__Directions__. Below you will find a set of lines. Repeat them all exactly.

BEGIN Extracted records

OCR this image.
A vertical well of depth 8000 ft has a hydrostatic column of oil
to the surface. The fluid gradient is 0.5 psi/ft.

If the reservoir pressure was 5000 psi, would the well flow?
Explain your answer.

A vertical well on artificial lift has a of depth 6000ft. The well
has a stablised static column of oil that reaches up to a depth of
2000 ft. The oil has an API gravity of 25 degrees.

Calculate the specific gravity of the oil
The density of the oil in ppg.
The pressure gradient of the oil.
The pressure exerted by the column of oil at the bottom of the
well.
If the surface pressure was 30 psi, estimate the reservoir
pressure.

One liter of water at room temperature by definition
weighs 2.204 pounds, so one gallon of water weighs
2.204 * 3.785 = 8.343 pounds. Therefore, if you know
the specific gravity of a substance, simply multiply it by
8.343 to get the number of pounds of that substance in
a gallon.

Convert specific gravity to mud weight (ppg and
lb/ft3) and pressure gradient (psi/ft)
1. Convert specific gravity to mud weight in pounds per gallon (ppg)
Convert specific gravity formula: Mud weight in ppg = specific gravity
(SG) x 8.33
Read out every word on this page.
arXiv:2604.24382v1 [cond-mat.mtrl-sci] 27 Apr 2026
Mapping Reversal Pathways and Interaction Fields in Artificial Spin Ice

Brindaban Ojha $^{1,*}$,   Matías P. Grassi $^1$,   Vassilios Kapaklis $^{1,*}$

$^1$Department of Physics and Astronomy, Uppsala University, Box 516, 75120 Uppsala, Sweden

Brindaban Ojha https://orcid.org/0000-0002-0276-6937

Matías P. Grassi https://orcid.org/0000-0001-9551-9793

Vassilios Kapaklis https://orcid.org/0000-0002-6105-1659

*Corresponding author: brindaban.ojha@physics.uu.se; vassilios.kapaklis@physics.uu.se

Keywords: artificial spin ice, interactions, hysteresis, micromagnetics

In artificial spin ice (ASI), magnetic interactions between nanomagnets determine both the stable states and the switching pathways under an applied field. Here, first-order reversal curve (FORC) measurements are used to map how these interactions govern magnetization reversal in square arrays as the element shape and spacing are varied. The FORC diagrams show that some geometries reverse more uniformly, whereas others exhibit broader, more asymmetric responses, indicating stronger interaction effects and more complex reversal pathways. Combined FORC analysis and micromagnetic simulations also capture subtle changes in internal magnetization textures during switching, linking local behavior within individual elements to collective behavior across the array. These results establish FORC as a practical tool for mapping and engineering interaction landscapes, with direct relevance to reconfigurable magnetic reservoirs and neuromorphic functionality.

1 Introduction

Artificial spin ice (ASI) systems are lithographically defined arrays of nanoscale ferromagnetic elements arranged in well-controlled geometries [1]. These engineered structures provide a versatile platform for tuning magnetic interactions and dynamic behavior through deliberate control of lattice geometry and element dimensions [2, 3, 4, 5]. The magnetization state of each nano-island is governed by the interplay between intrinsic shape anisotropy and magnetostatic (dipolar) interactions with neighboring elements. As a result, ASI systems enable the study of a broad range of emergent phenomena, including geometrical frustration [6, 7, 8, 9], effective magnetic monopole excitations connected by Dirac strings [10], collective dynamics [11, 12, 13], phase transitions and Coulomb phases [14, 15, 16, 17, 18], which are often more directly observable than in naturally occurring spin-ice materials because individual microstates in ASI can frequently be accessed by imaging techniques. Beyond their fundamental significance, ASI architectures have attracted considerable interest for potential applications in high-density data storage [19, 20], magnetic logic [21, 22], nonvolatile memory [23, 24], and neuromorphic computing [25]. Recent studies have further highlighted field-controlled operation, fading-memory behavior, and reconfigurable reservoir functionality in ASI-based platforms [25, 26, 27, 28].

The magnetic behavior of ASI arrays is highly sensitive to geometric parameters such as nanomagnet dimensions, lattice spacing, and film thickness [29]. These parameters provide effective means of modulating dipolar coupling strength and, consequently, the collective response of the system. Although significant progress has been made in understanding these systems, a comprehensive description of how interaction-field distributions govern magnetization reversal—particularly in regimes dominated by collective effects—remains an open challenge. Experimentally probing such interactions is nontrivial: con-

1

END Extracted records

__Full output__.
OCR this image.
A vertical well of depth 8000 ft has a hydrostatic column of oil
to the surface. The fluid gradient is 0.5 psi/ft.

If the reservoir pressure was 5000 psi, would the well flow?
Explain your answer.

A vertical well on artificial lift has a of depth 6000ft. The well
has a stablised static column of oil that reaches up to a depth of
2000 ft. The oil has an API gravity of 25 degrees.

Calculate the specific gravity of the oil
The density of the oil in ppg.
The pressure gradient of the oil.
The pressure exerted by the column of oil at the bottom of the
well.
If the surface pressure was 30 psi, estimate the reservoir
pressure.

One liter of water at room temperature by definition
weighs 2.204 pounds, so one gallon of water weighs
2.204 * 3.785 = 8.343 pounds. Therefore, if you know
the specific gravity of a substance, simply multiply it by
8.343 to get the number of pounds of that substance in
a gallon.

Convert specific gravity to mud weight (ppg and
lb/ft3) and pressure gradient (psi/ft)
1. Convert specific gravity to mud weight in pounds per gallon (ppg)
Convert specific gravity formula: Mud weight in ppg = specific gravity
(SG) x 8.33
Read out every word on this page.
arXiv:2604.24382v1 [cond-mat.mtrl-sci] 27 Apr 2026
Mapping Reversal Pathways and Interaction Fields in Artificial Spin Ice

Brindaban Ojha $^{1,*}$,   Matías P. Grassi $^1$,   Vassilios Kapaklis $^{1,*}$

$^1$Department of Physics and Astronomy, Uppsala University, Box 516, 75120 Uppsala, Sweden

Brindaban Ojha https://orcid.org/0000-0002-0276-6937

Matías P. Grassi https://orcid.org/0000-0001-9551-9793

Vassilios Kapaklis https://orcid.org/0000-0002-6105-1659

*Corresponding author: brindaban.ojha@physics.uu.se; vassilios.kapaklis@physics.uu.se

Keywords: artificial spin ice, interactions, hysteresis, micromagnetics

In artificial spin ice (ASI), magnetic interactions between nanomagnets determine both the stable states and the switching pathways under an applied field. Here, first-order reversal curve (FORC) measurements are used to map how these interactions govern magnetization reversal in square arrays as the element shape and spacing are varied. The FORC diagrams show that some geometries reverse more uniformly, whereas others exhibit broader, more asymmetric responses, indicating stronger interaction effects and more complex reversal pathways. Combined FORC analysis and micromagnetic simulations also capture subtle changes in internal magnetization textures during switching, linking local behavior within individual elements to collective behavior across the array. These results establish FORC as a practical tool for mapping and engineering interaction landscapes, with direct relevance to reconfigurable magnetic reservoirs and neuromorphic functionality.

1 Introduction

Artificial spin ice (ASI) systems are lithographically defined arrays of nanoscale ferromagnetic elements arranged in well-controlled geometries [1]. These engineered structures provide a versatile platform for tuning magnetic interactions and dynamic behavior through deliberate control of lattice geometry and element dimensions [2, 3, 4, 5]. The magnetization state of each nano-island is governed by the interplay between intrinsic shape anisotropy and magnetostatic (dipolar) interactions with neighboring elements. As a result, ASI systems enable the study of a broad range of emergent phenomena, including geometrical frustration [6, 7, 8, 9], effective magnetic monopole excitations connected by Dirac strings [10], collective dynamics [11, 12, 13], phase transitions and Coulomb phases [14, 15, 16, 17, 18], which are often more directly observable than in naturally occurring spin-ice materials because individual microstates in ASI can frequently be accessed by imaging techniques. Beyond their fundamental significance, ASI architectures have attracted considerable interest for potential applications in high-density data storage [19, 20], magnetic logic [21, 22], nonvolatile memory [23, 24], and neuromorphic computing [25]. Recent studies have further highlighted field-controlled operation, fading-memory behavior, and reconfigurable reservoir functionality in ASI-based platforms [25, 26, 27, 28].

The magnetic behavior of ASI arrays is highly sensitive to geometric parameters such as nanomagnet dimensions, lattice spacing, and film thickness [29]. These parameters provide effective means of modulating dipolar coupling strength and, consequently, the collective response of the system. Although significant progress has been made in understanding these systems, a comprehensive description of how interaction-field distributions govern magnetization reversal—particularly in regimes dominated by collective effects—remains an open challenge. Experimentally probing such interactions is nontrivial: con-

1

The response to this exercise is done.